[Items from a data source]
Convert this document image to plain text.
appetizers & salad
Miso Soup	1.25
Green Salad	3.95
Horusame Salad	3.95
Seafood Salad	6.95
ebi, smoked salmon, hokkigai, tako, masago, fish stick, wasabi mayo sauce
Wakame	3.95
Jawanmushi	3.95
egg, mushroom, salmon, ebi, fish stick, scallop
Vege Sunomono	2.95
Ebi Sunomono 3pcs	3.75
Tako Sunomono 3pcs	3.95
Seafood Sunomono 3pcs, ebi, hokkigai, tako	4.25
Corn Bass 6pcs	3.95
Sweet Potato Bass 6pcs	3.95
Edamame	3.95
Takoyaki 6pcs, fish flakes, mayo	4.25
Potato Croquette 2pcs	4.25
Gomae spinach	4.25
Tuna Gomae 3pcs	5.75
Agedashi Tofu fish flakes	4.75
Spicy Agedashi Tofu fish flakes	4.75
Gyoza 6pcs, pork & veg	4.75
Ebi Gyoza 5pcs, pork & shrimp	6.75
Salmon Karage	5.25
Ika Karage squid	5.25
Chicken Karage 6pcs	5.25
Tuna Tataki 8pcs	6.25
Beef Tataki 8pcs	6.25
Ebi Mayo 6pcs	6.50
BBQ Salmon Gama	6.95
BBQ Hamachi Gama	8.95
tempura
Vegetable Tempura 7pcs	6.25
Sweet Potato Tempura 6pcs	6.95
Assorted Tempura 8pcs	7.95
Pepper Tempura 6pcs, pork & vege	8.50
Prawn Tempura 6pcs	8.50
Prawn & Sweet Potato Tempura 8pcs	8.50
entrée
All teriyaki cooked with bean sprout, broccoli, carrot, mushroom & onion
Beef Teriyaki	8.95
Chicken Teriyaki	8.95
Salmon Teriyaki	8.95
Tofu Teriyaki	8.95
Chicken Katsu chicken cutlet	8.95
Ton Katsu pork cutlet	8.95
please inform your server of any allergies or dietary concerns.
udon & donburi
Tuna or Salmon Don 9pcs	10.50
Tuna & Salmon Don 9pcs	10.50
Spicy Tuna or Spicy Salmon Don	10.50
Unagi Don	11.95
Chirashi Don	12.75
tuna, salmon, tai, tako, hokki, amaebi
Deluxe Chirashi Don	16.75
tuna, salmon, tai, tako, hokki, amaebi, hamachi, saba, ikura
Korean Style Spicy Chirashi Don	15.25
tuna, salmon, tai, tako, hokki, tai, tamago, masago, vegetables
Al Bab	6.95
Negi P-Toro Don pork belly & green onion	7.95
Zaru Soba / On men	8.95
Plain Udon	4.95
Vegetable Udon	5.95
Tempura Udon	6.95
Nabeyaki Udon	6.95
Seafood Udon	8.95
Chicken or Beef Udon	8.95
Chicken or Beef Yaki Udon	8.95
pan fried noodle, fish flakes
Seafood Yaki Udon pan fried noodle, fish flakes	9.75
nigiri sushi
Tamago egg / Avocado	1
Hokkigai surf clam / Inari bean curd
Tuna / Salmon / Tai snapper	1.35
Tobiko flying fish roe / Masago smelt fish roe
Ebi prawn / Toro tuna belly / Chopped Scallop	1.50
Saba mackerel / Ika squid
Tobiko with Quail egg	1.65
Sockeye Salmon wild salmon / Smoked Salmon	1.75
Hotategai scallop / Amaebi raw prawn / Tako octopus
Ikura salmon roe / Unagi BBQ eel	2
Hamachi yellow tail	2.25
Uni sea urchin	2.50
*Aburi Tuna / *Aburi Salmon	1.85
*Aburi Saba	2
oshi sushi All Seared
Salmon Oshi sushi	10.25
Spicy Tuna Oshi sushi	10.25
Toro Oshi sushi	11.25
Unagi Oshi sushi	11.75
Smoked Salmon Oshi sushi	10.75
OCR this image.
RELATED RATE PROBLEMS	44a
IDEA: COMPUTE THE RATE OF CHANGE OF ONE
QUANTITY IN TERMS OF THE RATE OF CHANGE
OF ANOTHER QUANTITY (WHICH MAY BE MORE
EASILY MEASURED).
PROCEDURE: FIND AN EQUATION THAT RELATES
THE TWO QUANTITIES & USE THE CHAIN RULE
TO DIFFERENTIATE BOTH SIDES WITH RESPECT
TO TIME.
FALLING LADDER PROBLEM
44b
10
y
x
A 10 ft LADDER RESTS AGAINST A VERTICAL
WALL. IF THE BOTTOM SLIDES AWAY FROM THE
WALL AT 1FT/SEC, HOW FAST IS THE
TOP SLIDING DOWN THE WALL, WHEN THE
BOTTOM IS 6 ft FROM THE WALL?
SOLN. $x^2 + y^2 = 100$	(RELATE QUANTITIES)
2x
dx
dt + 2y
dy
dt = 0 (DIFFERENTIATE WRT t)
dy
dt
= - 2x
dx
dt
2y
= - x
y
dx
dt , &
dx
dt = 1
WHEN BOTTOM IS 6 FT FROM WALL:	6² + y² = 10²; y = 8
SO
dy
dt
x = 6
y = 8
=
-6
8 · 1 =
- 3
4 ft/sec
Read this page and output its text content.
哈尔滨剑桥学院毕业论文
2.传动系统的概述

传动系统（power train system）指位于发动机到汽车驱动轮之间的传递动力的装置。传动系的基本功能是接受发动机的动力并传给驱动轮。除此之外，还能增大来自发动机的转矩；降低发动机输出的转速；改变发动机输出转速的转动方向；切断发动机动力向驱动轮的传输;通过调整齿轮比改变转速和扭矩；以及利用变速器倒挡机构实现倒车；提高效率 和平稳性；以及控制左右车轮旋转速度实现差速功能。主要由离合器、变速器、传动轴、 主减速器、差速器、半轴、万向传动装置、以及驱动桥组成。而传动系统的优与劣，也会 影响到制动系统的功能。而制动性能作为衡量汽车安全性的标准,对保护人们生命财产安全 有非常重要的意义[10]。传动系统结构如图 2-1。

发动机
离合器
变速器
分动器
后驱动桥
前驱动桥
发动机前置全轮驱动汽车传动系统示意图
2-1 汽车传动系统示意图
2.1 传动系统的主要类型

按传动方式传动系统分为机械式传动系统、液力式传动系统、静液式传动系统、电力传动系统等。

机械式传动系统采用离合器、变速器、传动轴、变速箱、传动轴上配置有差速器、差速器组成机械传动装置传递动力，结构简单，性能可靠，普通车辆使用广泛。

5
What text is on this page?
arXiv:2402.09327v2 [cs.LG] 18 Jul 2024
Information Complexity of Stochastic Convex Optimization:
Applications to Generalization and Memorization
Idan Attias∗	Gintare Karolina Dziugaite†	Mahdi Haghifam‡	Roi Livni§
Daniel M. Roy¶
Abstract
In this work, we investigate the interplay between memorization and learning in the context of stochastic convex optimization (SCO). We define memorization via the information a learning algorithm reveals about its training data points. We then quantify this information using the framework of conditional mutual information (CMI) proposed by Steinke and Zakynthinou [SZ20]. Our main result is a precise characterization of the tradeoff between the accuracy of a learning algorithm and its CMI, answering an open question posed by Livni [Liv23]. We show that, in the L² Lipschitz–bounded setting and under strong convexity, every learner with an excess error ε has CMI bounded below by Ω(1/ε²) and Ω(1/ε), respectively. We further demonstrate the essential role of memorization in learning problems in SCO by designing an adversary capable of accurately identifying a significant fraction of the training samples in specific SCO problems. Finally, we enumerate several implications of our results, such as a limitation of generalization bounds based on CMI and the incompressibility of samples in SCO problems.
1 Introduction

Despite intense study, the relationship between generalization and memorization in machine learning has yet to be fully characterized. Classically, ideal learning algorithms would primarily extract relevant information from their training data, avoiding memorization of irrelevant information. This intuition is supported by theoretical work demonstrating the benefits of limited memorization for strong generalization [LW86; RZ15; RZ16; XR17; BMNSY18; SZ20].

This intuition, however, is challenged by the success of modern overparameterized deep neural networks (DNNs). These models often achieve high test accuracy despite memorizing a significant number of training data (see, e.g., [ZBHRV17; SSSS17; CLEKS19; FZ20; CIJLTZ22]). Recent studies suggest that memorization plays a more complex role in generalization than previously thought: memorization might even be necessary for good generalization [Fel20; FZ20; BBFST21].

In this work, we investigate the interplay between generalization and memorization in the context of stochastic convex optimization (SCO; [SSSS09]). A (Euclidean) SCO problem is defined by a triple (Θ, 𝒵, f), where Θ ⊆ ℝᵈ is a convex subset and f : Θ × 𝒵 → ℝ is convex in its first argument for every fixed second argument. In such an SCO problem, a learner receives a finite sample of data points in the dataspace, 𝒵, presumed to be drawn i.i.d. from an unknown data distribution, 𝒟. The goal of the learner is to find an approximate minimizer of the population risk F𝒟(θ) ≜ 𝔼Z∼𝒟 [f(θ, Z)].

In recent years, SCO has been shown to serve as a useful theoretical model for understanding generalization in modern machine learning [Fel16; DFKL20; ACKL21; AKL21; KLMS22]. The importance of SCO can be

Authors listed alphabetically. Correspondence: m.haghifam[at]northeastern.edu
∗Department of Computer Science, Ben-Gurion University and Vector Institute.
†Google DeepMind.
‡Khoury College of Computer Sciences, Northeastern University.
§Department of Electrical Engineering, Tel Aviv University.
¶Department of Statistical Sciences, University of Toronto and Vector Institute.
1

• _STATED PROBLEM_: Pull out every line in the data above that has the word "Sciences".

• _EXERCISE RESPONSE_:
‡Khoury College of Computer Sciences, Northeastern University.
¶Department of Statistical Sciences, University of Toronto and Vector Institute.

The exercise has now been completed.